** BEGIN Listed entries **
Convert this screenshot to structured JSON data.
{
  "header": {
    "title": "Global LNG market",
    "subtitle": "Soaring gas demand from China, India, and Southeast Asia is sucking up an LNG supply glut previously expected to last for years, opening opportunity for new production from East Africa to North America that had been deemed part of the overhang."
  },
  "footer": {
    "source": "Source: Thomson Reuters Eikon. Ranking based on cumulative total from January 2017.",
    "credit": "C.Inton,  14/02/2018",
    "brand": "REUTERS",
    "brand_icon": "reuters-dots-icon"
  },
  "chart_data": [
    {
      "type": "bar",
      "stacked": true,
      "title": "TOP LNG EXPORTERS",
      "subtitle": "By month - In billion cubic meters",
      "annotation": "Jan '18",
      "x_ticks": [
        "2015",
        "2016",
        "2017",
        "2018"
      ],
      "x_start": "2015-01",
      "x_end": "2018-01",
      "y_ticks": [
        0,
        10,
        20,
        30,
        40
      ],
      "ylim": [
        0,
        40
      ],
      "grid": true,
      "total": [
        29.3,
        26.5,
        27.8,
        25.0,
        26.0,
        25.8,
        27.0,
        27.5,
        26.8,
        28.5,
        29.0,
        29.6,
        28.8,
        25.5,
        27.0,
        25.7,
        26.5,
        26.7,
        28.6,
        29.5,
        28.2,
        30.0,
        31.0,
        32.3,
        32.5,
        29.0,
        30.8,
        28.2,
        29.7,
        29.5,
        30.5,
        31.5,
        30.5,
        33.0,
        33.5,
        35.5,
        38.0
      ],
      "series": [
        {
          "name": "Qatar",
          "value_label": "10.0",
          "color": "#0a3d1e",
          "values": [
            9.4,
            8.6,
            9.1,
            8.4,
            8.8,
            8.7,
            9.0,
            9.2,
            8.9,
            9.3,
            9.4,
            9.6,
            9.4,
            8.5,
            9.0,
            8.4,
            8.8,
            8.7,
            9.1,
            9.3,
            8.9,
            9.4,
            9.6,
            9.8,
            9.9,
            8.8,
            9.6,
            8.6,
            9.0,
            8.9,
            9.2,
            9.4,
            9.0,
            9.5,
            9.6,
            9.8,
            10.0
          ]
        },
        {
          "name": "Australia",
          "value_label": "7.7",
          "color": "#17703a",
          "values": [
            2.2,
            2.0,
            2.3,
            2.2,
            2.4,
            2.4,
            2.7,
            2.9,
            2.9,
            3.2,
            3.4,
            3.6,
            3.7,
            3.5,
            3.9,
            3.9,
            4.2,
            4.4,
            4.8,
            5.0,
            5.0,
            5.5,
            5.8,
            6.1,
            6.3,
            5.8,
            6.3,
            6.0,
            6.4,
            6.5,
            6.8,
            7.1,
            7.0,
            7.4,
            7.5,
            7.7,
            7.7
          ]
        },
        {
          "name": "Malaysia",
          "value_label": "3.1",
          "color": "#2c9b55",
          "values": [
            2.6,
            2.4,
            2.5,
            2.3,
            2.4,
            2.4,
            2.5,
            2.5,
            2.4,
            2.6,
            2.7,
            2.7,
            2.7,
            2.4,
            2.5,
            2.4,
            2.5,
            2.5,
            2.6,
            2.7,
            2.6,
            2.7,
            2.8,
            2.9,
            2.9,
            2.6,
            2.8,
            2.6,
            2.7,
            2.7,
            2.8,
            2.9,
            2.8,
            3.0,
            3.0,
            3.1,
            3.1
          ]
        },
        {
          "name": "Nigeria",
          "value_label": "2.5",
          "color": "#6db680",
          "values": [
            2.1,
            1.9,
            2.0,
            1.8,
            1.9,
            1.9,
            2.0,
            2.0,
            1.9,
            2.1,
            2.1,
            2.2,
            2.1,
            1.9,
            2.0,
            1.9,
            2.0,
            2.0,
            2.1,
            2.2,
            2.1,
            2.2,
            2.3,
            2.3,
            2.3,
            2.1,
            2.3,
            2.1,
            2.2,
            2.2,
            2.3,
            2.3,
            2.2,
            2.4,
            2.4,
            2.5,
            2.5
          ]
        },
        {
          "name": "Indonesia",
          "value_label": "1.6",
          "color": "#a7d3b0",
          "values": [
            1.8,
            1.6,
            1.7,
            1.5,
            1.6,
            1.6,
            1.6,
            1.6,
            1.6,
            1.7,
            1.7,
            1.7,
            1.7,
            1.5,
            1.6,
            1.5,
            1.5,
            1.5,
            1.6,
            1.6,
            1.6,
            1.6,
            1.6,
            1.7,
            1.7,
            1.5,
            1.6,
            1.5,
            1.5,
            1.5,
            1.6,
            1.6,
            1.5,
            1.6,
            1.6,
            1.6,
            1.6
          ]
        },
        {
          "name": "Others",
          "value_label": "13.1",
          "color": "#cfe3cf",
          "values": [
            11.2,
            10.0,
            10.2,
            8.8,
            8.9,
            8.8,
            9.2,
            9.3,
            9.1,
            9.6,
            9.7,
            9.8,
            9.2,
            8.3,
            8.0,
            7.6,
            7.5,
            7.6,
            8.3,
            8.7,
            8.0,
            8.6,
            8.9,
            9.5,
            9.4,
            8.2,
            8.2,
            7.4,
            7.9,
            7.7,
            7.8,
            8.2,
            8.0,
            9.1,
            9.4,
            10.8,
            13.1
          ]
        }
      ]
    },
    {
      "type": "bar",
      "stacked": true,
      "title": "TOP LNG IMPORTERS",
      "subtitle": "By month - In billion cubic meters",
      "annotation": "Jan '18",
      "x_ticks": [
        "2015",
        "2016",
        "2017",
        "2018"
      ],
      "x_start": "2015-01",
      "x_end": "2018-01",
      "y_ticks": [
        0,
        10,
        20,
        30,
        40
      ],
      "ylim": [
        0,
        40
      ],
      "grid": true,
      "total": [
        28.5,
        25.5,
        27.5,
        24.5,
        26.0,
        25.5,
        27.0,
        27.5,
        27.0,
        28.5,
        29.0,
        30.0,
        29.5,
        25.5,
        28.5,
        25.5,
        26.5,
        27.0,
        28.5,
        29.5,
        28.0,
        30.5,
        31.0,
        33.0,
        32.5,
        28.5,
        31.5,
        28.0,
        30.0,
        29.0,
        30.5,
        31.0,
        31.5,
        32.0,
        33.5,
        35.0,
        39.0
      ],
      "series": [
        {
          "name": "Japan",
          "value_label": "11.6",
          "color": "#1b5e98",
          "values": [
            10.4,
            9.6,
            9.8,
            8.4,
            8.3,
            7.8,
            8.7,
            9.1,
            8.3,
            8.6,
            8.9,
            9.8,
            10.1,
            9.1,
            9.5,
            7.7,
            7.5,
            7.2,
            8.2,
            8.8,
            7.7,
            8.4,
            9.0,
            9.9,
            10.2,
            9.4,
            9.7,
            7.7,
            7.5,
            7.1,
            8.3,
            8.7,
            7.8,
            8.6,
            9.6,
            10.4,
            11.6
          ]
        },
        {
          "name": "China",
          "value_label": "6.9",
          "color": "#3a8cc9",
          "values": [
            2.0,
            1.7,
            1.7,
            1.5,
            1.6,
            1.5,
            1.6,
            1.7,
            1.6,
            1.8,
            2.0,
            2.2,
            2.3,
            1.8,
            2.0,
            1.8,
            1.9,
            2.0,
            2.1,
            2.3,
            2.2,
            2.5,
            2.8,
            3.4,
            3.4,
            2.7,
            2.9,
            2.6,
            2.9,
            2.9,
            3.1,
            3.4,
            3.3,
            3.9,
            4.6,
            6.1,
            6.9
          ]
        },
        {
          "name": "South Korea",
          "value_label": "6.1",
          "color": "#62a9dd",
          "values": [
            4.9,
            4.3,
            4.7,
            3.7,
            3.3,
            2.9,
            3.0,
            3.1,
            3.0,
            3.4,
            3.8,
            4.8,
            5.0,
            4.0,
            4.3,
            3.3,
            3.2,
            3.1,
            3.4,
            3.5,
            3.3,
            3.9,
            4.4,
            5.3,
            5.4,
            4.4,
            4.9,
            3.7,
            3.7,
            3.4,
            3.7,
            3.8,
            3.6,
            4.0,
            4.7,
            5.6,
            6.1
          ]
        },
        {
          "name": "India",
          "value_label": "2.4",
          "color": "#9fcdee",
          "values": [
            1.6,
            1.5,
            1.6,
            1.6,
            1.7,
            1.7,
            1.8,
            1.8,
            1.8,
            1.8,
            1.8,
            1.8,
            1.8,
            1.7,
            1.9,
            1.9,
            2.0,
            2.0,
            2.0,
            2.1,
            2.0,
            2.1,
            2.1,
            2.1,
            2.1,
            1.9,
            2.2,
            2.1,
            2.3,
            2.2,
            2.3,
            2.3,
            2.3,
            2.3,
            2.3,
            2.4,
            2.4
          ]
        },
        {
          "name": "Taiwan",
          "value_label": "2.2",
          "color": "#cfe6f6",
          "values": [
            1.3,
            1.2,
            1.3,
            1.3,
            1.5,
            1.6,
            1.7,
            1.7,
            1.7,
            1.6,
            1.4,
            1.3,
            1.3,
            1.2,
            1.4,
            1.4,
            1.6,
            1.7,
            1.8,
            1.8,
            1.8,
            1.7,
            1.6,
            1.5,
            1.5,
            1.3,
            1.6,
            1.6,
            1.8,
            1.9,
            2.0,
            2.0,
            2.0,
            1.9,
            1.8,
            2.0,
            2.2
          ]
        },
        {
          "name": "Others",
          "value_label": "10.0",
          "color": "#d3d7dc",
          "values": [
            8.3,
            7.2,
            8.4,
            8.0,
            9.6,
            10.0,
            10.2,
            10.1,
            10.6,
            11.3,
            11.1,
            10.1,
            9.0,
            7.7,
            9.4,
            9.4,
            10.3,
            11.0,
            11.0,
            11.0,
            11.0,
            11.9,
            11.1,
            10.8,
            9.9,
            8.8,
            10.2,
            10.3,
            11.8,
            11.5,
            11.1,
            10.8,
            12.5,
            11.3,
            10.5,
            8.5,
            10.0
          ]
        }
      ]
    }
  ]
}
** END Listed entries **
### Written exercise
Extract from the material all lines containing the string "India".

### Correct result
    "subtitle": "Soaring gas demand from China, India, and Southeast Asia is sucking up an LNG supply glut previously expected to last for years, opening opportunity for new production from East Africa to North America that had been deemed part of the overhang."
          "name": "India",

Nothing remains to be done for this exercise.